- **DATA LISTING**:
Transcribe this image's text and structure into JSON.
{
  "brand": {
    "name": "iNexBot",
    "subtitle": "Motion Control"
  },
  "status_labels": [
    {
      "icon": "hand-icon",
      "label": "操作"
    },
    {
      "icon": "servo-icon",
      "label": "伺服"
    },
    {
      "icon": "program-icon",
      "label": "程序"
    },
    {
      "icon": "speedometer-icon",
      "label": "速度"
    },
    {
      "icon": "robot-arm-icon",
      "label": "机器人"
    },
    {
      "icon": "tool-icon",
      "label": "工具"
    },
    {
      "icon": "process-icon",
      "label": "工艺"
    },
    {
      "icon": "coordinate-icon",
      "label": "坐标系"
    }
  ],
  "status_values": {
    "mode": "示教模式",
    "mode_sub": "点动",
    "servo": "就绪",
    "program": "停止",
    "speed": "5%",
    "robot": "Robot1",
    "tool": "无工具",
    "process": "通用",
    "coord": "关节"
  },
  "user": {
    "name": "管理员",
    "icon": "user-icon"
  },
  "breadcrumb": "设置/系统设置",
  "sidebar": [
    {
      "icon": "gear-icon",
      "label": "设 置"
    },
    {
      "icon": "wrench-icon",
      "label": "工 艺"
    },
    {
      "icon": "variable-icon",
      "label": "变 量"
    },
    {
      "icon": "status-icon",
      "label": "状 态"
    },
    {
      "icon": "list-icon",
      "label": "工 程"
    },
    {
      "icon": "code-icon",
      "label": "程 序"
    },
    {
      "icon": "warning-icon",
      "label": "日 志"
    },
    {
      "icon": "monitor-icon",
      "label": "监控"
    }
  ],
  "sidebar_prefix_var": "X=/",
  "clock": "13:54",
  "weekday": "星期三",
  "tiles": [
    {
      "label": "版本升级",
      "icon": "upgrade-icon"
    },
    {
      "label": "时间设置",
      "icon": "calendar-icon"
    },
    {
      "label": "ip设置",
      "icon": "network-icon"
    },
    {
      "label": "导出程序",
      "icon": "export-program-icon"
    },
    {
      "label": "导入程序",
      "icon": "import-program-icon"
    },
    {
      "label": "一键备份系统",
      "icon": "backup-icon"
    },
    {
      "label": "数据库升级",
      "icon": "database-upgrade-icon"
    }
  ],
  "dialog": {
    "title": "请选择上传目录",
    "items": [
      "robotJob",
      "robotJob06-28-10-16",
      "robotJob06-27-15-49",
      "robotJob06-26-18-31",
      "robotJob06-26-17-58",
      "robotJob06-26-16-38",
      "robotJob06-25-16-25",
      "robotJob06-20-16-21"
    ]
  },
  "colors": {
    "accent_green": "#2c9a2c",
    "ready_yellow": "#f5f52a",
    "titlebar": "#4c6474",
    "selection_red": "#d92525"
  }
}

- **WHAT TO PRODUCE**: Using the listing above, show each line holding the string "upgrade".

- **SOLUTION FOR THIS PROBLEM**:
      "icon": "upgrade-icon"
      "icon": "database-upgrade-icon"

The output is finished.